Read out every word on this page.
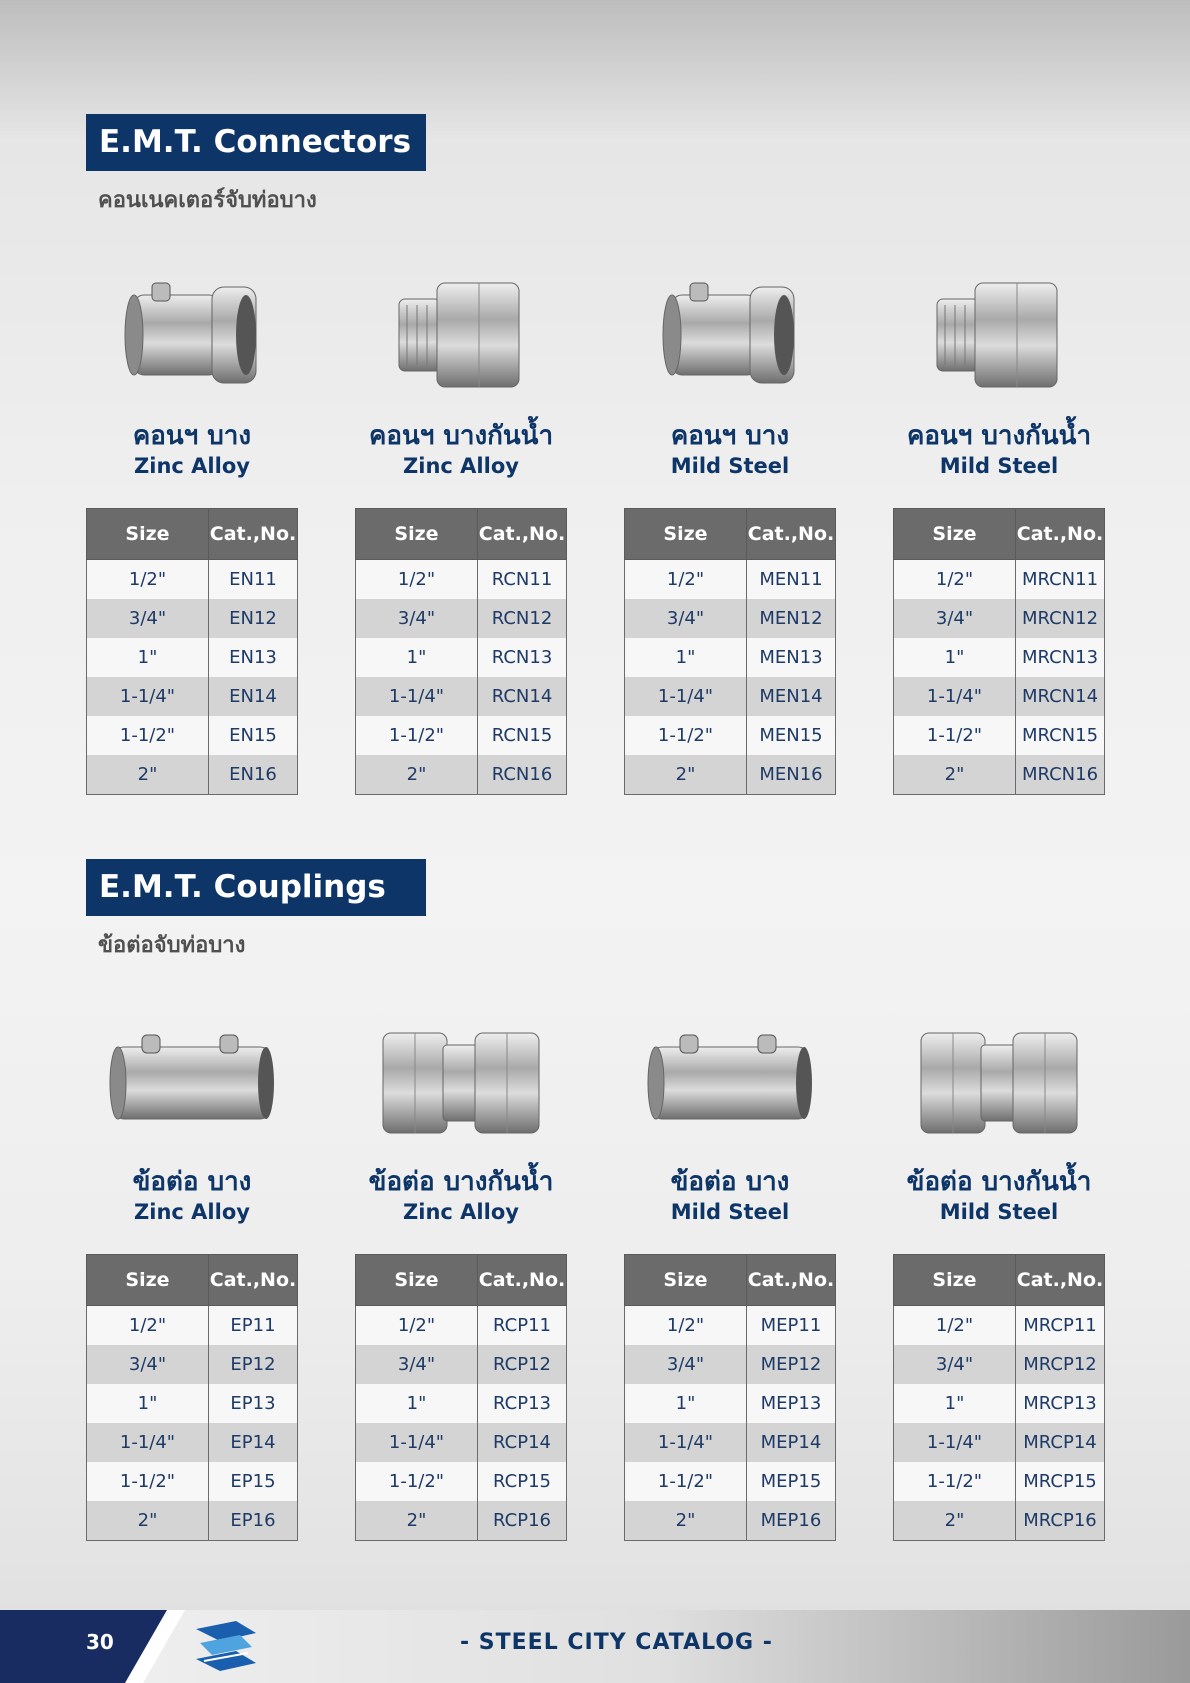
E.M.T. Connectors
คอนเนคเตอร์จับท่อบาง
E.M.T. Couplings
ข้อต่อจับท่อบาง
คอนฯ บาง
Zinc Alloy
Size	Cat.,No.
1/2"	EN11
3/4"	EN12
1"	EN13
1-1/4"	EN14
1-1/2"	EN15
2"	EN16
คอนฯ บางกันน้ำ
Zinc Alloy
Size	Cat.,No.
1/2"	RCN11
3/4"	RCN12
1"	RCN13
1-1/4"	RCN14
1-1/2"	RCN15
2"	RCN16
คอนฯ บาง
Mild Steel
Size	Cat.,No.
1/2"	MEN11
3/4"	MEN12
1"	MEN13
1-1/4"	MEN14
1-1/2"	MEN15
2"	MEN16
คอนฯ บางกันน้ำ
Mild Steel
Size	Cat.,No.
1/2"	MRCN11
3/4"	MRCN12
1"	MRCN13
1-1/4"	MRCN14
1-1/2"	MRCN15
2"	MRCN16
ข้อต่อ บาง
Zinc Alloy
Size	Cat.,No.
1/2"	EP11
3/4"	EP12
1"	EP13
1-1/4"	EP14
1-1/2"	EP15
2"	EP16
ข้อต่อ บางกันน้ำ
Zinc Alloy
Size	Cat.,No.
1/2"	RCP11
3/4"	RCP12
1"	RCP13
1-1/4"	RCP14
1-1/2"	RCP15
2"	RCP16
ข้อต่อ บาง
Mild Steel
Size	Cat.,No.
1/2"	MEP11
3/4"	MEP12
1"	MEP13
1-1/4"	MEP14
1-1/2"	MEP15
2"	MEP16
ข้อต่อ บางกันน้ำ
Mild Steel
Size	Cat.,No.
1/2"	MRCP11
3/4"	MRCP12
1"	MRCP13
1-1/4"	MRCP14
1-1/2"	MRCP15
2"	MRCP16
30	- STEEL CITY CATALOG -
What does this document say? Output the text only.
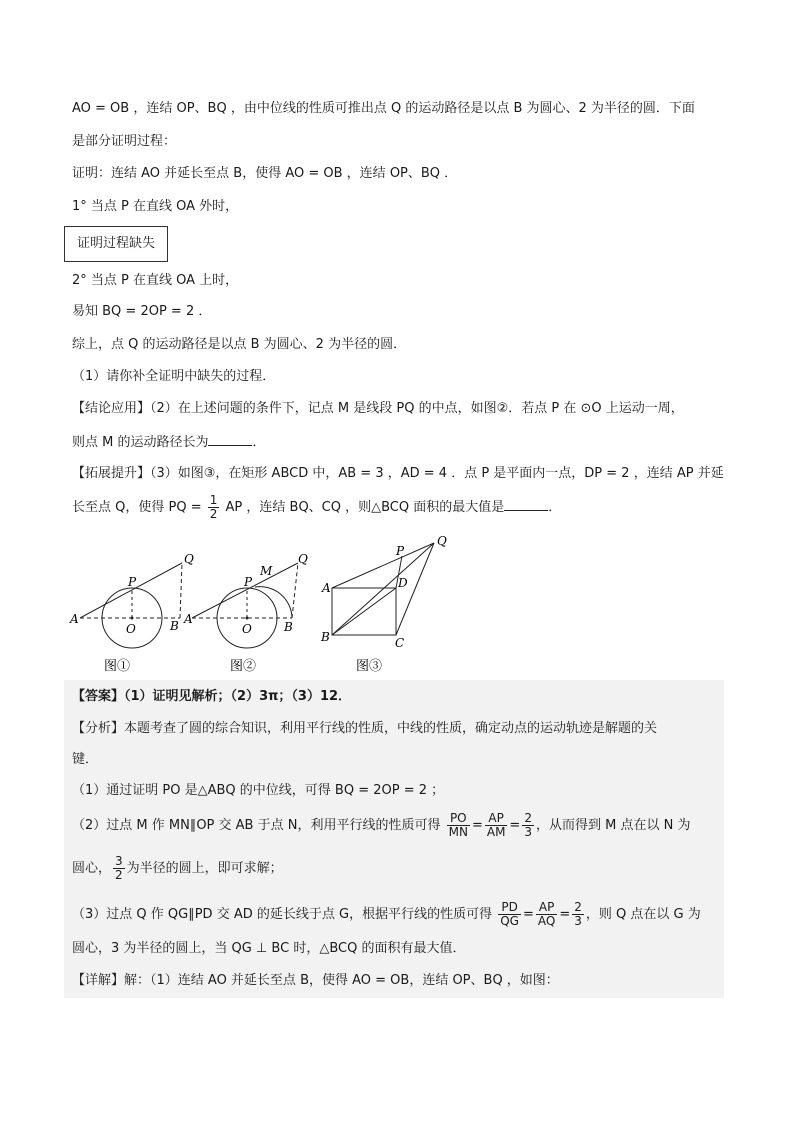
AO = OB ，连结 OP、BQ ，由中位线的性质可推出点 Q 的运动路径是以点 B 为圆心、2 为半径的圆．下面
是部分证明过程：
证明：连结 AO 并延长至点 B，使得 AO = OB ，连结 OP、BQ ．
1° 当点 P 在直线 OA 外时，
证明过程缺失
2° 当点 P 在直线 OA 上时，
易知 BQ = 2OP = 2 ．
综上，点 Q 的运动路径是以点 B 为圆心、2 为半径的圆．
（1）请你补全证明中缺失的过程．
【结论应用】（2）在上述问题的条件下，记点 M 是线段 PQ 的中点，如图②．若点 P 在 ⊙O 上运动一周，
则点 M 的运动路径长为	．
【拓展提升】（3）如图③，在矩形 ABCD 中，AB = 3 ，AD = 4 ．点 P 是平面内一点，DP = 2 ，连结 AP 并延
长至点 Q，使得 PQ = $\frac{1}{2}$ AP ，连结 BQ、CQ ，则△BCQ 面积的最大值是	．
Q
P
A
O	B
图①
P
M
Q
A
O	B
图②
P
Q
A	D
B	C
图③
【答案】（1）证明见解析；（2）3π；（3）12．
【分析】本题考查了圆的综合知识，利用平行线的性质，中线的性质，确定动点的运动轨迹是解题的关
键．
（1）通过证明 PO 是△ABQ 的中位线，可得 BQ = 2OP = 2 ；
（2）过点 M 作 MN∥OP 交 AB 于点 N，利用平行线的性质可得 $\frac{PO}{MN} = \frac{AP}{AM} = \frac{2}{3}$ ，从而得到 M 点在以 N 为
圆心， $\frac{3}{2}$ 为半径的圆上，即可求解；
（3）过点 Q 作 QG∥PD 交 AD 的延长线于点 G，根据平行线的性质可得 $\frac{PD}{QG} = \frac{AP}{AQ} = \frac{2}{3}$ ，则 Q 点在以 G 为
圆心，3 为半径的圆上，当 QG ⊥ BC 时，△BCQ 的面积有最大值．
【详解】解：（1）连结 AO 并延长至点 B，使得 AO = OB，连结 OP、BQ ，如图：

__________________________________________________

**Stated exercise:** Replicate the material above verbatim; images stay out of the copy.

**Exercise answer:**
Read out every word on this page.
E.M.T. Connectors
คอนเนคเตอร์จับท่อบาง
E.M.T. Couplings
ข้อต่อจับท่อบาง
คอนฯ บาง
Zinc Alloy
Size	Cat.,No.
1/2"	EN11
3/4"	EN12
1"	EN13
1-1/4"	EN14
1-1/2"	EN15
2"	EN16
คอนฯ บางกันน้ำ
Zinc Alloy
Size	Cat.,No.
1/2"	RCN11
3/4"	RCN12
1"	RCN13
1-1/4"	RCN14
1-1/2"	RCN15
2"	RCN16
คอนฯ บาง
Mild Steel
Size	Cat.,No.
1/2"	MEN11
3/4"	MEN12
1"	MEN13
1-1/4"	MEN14
1-1/2"	MEN15
2"	MEN16
คอนฯ บางกันน้ำ
Mild Steel
Size	Cat.,No.
1/2"	MRCN11
3/4"	MRCN12
1"	MRCN13
1-1/4"	MRCN14
1-1/2"	MRCN15
2"	MRCN16
ข้อต่อ บาง
Zinc Alloy
Size	Cat.,No.
1/2"	EP11
3/4"	EP12
1"	EP13
1-1/4"	EP14
1-1/2"	EP15
2"	EP16
ข้อต่อ บางกันน้ำ
Zinc Alloy
Size	Cat.,No.
1/2"	RCP11
3/4"	RCP12
1"	RCP13
1-1/4"	RCP14
1-1/2"	RCP15
2"	RCP16
ข้อต่อ บาง
Mild Steel
Size	Cat.,No.
1/2"	MEP11
3/4"	MEP12
1"	MEP13
1-1/4"	MEP14
1-1/2"	MEP15
2"	MEP16
ข้อต่อ บางกันน้ำ
Mild Steel
Size	Cat.,No.
1/2"	MRCP11
3/4"	MRCP12
1"	MRCP13
1-1/4"	MRCP14
1-1/2"	MRCP15
2"	MRCP16
30	- STEEL CITY CATALOG -
What does this document say? Output the text only.
AO = OB ，连结 OP、BQ ，由中位线的性质可推出点 Q 的运动路径是以点 B 为圆心、2 为半径的圆．下面
是部分证明过程：
证明：连结 AO 并延长至点 B，使得 AO = OB ，连结 OP、BQ ．
1° 当点 P 在直线 OA 外时，
证明过程缺失
2° 当点 P 在直线 OA 上时，
易知 BQ = 2OP = 2 ．
综上，点 Q 的运动路径是以点 B 为圆心、2 为半径的圆．
（1）请你补全证明中缺失的过程．
【结论应用】（2）在上述问题的条件下，记点 M 是线段 PQ 的中点，如图②．若点 P 在 ⊙O 上运动一周，
则点 M 的运动路径长为	．
【拓展提升】（3）如图③，在矩形 ABCD 中，AB = 3 ，AD = 4 ．点 P 是平面内一点，DP = 2 ，连结 AP 并延
长至点 Q，使得 PQ = $\frac{1}{2}$ AP ，连结 BQ、CQ ，则△BCQ 面积的最大值是	．
Q
P
A
O	B
图①
P
M
Q
A
O	B
图②
P
Q
A	D
B	C
图③
【答案】（1）证明见解析；（2）3π；（3）12．
【分析】本题考查了圆的综合知识，利用平行线的性质，中线的性质，确定动点的运动轨迹是解题的关
键．
（1）通过证明 PO 是△ABQ 的中位线，可得 BQ = 2OP = 2 ；
（2）过点 M 作 MN∥OP 交 AB 于点 N，利用平行线的性质可得 $\frac{PO}{MN} = \frac{AP}{AM} = \frac{2}{3}$ ，从而得到 M 点在以 N 为
圆心， $\frac{3}{2}$ 为半径的圆上，即可求解；
（3）过点 Q 作 QG∥PD 交 AD 的延长线于点 G，根据平行线的性质可得 $\frac{PD}{QG} = \frac{AP}{AQ} = \frac{2}{3}$ ，则 Q 点在以 G 为
圆心，3 为半径的圆上，当 QG ⊥ BC 时，△BCQ 的面积有最大值．
【详解】解：（1）连结 AO 并延长至点 B，使得 AO = OB，连结 OP、BQ ，如图：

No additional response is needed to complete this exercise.